§ **Exercise aim**
Provide the records once more, identical to the original.

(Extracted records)

╔══

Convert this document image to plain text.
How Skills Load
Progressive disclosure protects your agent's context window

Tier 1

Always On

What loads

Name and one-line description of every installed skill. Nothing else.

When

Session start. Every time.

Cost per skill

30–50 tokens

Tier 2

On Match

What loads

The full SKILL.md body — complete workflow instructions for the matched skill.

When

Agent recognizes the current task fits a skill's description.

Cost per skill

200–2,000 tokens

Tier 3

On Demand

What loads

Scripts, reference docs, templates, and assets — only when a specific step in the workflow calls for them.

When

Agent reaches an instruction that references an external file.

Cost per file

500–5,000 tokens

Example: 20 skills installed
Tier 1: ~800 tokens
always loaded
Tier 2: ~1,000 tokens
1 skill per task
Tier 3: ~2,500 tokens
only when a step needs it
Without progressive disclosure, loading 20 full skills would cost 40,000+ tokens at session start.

╚══

§ **Complete response**
Convert this document image to plain text.
How Skills Load
Progressive disclosure protects your agent's context window

Tier 1

Always On

What loads

Name and one-line description of every installed skill. Nothing else.

When

Session start. Every time.

Cost per skill

30–50 tokens

Tier 2

On Match

What loads

The full SKILL.md body — complete workflow instructions for the matched skill.

When

Agent recognizes the current task fits a skill's description.

Cost per skill

200–2,000 tokens

Tier 3

On Demand

What loads

Scripts, reference docs, templates, and assets — only when a specific step in the workflow calls for them.

When

Agent reaches an instruction that references an external file.

Cost per file

500–5,000 tokens

Example: 20 skills installed
Tier 1: ~800 tokens
always loaded
Tier 2: ~1,000 tokens
1 skill per task
Tier 3: ~2,500 tokens
only when a step needs it
Without progressive disclosure, loading 20 full skills would cost 40,000+ tokens at session start.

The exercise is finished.